TASK INPUTS ::
== == ==

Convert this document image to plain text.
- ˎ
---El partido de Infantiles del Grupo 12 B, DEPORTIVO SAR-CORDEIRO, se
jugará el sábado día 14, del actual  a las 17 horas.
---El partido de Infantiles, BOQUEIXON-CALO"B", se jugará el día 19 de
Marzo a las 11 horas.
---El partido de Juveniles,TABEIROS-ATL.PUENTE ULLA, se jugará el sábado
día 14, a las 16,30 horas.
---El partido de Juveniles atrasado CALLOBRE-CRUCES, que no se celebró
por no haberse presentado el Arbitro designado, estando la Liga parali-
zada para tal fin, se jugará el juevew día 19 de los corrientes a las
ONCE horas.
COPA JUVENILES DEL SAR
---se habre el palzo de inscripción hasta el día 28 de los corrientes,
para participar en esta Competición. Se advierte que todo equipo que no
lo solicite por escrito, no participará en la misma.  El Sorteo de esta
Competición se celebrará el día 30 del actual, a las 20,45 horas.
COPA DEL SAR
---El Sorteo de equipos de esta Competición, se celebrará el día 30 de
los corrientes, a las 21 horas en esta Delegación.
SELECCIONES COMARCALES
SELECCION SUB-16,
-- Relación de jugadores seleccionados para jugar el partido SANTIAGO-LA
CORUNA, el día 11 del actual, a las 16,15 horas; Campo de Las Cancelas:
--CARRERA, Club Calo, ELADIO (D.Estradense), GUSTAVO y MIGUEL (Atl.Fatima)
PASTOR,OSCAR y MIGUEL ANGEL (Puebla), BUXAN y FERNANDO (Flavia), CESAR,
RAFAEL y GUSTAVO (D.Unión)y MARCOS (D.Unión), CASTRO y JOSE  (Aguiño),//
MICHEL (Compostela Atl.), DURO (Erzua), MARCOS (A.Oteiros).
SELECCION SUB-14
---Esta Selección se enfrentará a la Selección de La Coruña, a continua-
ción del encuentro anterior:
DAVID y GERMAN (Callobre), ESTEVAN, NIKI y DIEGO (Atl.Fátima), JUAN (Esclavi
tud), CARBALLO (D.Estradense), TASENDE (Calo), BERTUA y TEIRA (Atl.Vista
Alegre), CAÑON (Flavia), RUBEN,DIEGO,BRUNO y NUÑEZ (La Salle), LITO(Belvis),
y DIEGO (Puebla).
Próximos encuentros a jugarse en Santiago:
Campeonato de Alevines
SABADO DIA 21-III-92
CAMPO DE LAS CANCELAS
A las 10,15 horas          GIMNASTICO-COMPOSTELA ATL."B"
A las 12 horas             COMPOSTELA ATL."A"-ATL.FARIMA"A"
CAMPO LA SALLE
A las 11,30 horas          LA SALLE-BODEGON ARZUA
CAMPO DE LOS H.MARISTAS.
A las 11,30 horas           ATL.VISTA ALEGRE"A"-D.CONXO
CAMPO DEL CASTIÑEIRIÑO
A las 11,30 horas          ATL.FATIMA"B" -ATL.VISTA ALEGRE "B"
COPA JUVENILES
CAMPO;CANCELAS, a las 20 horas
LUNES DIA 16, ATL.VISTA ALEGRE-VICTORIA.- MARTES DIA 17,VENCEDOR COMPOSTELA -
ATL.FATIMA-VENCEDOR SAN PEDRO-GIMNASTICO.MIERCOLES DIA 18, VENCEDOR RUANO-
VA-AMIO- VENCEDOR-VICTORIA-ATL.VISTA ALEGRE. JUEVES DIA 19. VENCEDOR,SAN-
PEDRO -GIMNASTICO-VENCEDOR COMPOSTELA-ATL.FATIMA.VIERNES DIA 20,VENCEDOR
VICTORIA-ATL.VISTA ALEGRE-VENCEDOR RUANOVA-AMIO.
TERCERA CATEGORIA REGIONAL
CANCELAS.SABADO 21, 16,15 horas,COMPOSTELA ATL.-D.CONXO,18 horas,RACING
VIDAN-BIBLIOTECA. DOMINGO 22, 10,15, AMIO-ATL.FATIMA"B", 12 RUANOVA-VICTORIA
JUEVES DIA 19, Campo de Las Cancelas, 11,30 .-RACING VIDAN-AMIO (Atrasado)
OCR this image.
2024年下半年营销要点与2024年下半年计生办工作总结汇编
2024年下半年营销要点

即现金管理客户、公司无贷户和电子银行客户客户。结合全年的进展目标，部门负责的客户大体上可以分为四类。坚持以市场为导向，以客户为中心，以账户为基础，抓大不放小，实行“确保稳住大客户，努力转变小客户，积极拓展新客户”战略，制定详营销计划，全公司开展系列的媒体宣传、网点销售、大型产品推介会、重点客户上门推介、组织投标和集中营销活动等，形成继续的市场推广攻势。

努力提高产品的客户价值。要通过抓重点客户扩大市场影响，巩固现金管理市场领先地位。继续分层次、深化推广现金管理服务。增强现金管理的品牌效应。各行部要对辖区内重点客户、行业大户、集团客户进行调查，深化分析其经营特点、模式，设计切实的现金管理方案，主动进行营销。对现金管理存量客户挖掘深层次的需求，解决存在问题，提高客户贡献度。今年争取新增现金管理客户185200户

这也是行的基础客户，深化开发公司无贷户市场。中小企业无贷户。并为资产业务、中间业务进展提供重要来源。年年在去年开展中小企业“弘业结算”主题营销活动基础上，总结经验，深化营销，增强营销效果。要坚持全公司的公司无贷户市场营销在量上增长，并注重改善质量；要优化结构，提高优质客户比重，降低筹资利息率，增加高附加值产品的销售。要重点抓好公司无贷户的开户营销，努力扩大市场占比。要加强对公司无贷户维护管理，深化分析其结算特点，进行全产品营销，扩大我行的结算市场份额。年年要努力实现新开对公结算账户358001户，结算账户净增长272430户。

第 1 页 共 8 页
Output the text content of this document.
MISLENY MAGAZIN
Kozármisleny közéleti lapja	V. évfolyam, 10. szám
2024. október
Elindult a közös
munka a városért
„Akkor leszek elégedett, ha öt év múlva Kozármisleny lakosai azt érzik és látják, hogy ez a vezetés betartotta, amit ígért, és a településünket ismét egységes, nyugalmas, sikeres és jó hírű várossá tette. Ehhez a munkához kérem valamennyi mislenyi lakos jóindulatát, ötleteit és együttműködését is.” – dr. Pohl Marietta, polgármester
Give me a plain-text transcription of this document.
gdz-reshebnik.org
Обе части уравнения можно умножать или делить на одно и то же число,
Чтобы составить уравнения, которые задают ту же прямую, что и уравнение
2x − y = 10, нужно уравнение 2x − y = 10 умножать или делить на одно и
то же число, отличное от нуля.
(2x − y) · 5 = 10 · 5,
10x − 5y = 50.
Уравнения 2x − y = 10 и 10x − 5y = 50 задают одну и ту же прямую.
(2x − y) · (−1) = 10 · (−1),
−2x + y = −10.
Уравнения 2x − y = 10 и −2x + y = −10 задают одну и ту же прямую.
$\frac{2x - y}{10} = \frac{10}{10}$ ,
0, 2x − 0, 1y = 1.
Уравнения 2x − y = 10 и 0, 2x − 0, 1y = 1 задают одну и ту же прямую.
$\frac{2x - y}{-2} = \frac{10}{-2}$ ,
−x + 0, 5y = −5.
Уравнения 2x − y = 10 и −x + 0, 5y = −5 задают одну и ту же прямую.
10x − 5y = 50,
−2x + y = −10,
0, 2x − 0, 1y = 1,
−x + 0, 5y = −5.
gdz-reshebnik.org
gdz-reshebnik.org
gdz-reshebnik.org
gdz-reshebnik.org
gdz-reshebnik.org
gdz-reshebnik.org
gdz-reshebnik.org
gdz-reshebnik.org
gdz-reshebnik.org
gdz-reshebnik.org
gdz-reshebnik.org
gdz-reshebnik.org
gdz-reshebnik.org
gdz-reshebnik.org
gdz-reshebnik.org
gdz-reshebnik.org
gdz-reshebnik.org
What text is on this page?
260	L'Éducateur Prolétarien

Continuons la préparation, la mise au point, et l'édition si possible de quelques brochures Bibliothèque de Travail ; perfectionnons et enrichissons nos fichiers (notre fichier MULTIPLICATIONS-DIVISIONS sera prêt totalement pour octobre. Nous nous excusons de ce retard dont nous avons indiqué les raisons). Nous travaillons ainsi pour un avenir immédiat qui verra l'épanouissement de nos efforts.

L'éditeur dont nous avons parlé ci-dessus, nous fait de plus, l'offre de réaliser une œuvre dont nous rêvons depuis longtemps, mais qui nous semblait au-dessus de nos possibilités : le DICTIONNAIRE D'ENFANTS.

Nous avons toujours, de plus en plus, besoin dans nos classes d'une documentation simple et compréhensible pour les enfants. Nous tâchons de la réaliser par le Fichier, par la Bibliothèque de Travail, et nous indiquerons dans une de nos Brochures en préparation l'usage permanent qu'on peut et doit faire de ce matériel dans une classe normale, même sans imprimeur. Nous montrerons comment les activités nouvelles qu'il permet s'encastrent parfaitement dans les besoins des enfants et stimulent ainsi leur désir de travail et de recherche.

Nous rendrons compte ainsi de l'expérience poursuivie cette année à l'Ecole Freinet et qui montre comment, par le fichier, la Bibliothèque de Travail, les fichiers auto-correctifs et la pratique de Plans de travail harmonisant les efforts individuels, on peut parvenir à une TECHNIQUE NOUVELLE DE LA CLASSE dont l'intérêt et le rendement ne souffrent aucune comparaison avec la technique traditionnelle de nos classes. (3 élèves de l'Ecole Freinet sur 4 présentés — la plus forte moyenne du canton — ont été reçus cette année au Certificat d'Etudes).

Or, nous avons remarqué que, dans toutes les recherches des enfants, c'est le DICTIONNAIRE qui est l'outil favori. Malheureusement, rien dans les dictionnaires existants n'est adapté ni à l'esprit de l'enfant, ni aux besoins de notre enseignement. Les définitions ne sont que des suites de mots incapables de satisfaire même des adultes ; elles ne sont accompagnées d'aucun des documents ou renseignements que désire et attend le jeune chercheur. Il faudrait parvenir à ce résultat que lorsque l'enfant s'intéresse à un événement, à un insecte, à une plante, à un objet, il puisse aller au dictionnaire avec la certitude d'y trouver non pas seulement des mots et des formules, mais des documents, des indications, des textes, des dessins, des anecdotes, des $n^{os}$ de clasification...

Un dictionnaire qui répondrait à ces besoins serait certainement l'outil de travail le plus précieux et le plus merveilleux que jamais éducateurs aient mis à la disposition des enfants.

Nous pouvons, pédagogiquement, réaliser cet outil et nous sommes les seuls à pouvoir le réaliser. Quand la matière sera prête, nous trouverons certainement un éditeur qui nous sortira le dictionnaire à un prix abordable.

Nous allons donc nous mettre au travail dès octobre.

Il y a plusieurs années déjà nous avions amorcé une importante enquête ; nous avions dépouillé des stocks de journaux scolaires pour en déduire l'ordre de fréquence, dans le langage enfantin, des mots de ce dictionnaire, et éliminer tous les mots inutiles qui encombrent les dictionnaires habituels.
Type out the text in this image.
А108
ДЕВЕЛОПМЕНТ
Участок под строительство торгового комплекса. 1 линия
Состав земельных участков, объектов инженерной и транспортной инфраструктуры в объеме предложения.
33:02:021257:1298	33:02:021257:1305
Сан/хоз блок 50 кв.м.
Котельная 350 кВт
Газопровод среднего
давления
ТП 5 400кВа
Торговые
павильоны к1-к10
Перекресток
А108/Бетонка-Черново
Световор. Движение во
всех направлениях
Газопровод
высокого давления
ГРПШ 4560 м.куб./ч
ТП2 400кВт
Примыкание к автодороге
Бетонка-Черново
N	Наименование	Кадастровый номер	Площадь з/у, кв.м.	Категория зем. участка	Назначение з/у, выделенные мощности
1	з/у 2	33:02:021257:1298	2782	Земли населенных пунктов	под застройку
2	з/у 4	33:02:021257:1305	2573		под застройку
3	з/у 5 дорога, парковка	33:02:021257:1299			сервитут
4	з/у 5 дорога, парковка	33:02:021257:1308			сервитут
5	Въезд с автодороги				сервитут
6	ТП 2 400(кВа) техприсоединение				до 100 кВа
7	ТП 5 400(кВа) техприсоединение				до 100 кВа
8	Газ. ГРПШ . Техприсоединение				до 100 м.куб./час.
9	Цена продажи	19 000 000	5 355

== == ==

TASK :: Reply with the number of lines in the preceding entries that contain "MARCOS", and no other words.

WRITTEN SOLUTION :: 2